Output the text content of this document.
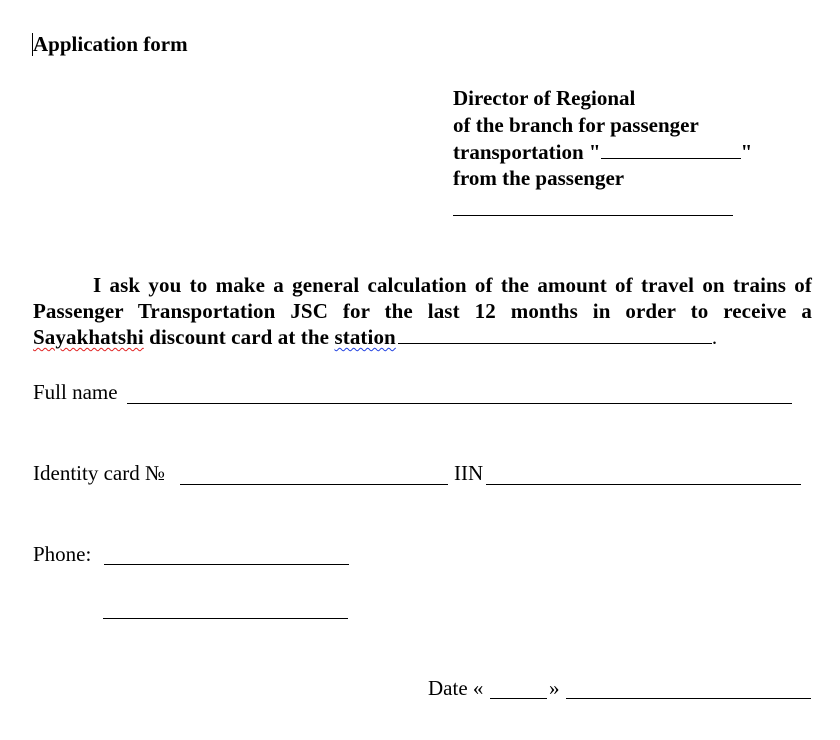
Application form
Director of Regional
of the branch for passenger
transportation "	"
from the passenger
I ask you to make a general calculation of the amount of travel on trains of Passenger Transportation JSC for the last 12 months in order to receive a Sayakhatshi discount card at the station	.
Full name
Identity card №	IIN
Phone:
Date «	»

_ _ _

TASK DETAILS: Take every line above carrying "card" and return it.

FINISHED TASK:
I ask you to make a general calculation of the amount of travel on trains of Passenger Transportation JSC for the last 12 months in order to receive a Sayakhatshi discount card at the station	.
Identity card №	IIN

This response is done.